** start of Dataset content **

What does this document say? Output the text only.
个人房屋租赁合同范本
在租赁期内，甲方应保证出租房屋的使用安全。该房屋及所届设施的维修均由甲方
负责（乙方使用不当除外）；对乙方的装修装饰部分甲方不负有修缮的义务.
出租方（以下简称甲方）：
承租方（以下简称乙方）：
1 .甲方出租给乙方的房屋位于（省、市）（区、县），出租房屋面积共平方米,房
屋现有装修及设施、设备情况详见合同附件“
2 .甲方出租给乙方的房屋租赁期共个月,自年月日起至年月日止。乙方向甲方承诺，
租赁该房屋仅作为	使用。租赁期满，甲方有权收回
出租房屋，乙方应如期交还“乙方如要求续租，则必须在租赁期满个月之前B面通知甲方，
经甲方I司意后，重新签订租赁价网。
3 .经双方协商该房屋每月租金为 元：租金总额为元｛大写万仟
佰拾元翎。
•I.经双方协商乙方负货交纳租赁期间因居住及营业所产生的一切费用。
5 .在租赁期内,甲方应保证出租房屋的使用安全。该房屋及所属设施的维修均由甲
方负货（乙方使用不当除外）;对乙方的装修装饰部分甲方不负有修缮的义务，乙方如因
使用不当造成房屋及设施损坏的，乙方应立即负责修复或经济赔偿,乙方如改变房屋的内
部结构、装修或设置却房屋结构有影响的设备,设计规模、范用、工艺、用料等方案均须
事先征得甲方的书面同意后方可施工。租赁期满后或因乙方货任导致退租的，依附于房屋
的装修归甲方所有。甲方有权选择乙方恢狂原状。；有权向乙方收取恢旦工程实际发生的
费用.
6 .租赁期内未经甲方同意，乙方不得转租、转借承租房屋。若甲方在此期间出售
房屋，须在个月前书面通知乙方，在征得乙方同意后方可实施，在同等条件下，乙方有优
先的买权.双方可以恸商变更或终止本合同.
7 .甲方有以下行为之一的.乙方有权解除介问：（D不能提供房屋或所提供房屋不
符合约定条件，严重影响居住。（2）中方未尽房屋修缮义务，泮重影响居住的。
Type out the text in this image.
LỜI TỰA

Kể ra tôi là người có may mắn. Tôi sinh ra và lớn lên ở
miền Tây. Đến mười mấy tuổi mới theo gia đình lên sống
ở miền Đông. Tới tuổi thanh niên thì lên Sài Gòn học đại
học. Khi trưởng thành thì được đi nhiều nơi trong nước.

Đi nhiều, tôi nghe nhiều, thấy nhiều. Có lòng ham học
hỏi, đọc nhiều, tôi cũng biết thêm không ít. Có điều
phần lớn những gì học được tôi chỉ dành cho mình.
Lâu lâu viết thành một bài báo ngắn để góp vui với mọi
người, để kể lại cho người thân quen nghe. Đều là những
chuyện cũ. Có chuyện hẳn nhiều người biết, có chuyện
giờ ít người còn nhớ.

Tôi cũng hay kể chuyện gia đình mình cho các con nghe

** end of Dataset content **

▶ _Task requirements_:
From the listing above, extract all records word for word.

▶ _Answer to the exercise_:
What does this document say? Output the text only.
个人房屋租赁合同范本
在租赁期内，甲方应保证出租房屋的使用安全。该房屋及所届设施的维修均由甲方
负责（乙方使用不当除外）；对乙方的装修装饰部分甲方不负有修缮的义务.
出租方（以下简称甲方）：
承租方（以下简称乙方）：
1 .甲方出租给乙方的房屋位于（省、市）（区、县），出租房屋面积共平方米,房
屋现有装修及设施、设备情况详见合同附件“
2 .甲方出租给乙方的房屋租赁期共个月,自年月日起至年月日止。乙方向甲方承诺，
租赁该房屋仅作为	使用。租赁期满，甲方有权收回
出租房屋，乙方应如期交还“乙方如要求续租，则必须在租赁期满个月之前B面通知甲方，
经甲方I司意后，重新签订租赁价网。
3 .经双方协商该房屋每月租金为 元：租金总额为元｛大写万仟
佰拾元翎。
•I.经双方协商乙方负货交纳租赁期间因居住及营业所产生的一切费用。
5 .在租赁期内,甲方应保证出租房屋的使用安全。该房屋及所属设施的维修均由甲
方负货（乙方使用不当除外）;对乙方的装修装饰部分甲方不负有修缮的义务，乙方如因
使用不当造成房屋及设施损坏的，乙方应立即负责修复或经济赔偿,乙方如改变房屋的内
部结构、装修或设置却房屋结构有影响的设备,设计规模、范用、工艺、用料等方案均须
事先征得甲方的书面同意后方可施工。租赁期满后或因乙方货任导致退租的，依附于房屋
的装修归甲方所有。甲方有权选择乙方恢狂原状。；有权向乙方收取恢旦工程实际发生的
费用.
6 .租赁期内未经甲方同意，乙方不得转租、转借承租房屋。若甲方在此期间出售
房屋，须在个月前书面通知乙方，在征得乙方同意后方可实施，在同等条件下，乙方有优
先的买权.双方可以恸商变更或终止本合同.
7 .甲方有以下行为之一的.乙方有权解除介问：（D不能提供房屋或所提供房屋不
符合约定条件，严重影响居住。（2）中方未尽房屋修缮义务，泮重影响居住的。
Type out the text in this image.
LỜI TỰA

Kể ra tôi là người có may mắn. Tôi sinh ra và lớn lên ở
miền Tây. Đến mười mấy tuổi mới theo gia đình lên sống
ở miền Đông. Tới tuổi thanh niên thì lên Sài Gòn học đại
học. Khi trưởng thành thì được đi nhiều nơi trong nước.

Đi nhiều, tôi nghe nhiều, thấy nhiều. Có lòng ham học
hỏi, đọc nhiều, tôi cũng biết thêm không ít. Có điều
phần lớn những gì học được tôi chỉ dành cho mình.
Lâu lâu viết thành một bài báo ngắn để góp vui với mọi
người, để kể lại cho người thân quen nghe. Đều là những
chuyện cũ. Có chuyện hẳn nhiều người biết, có chuyện
giờ ít người còn nhớ.

Tôi cũng hay kể chuyện gia đình mình cho các con nghe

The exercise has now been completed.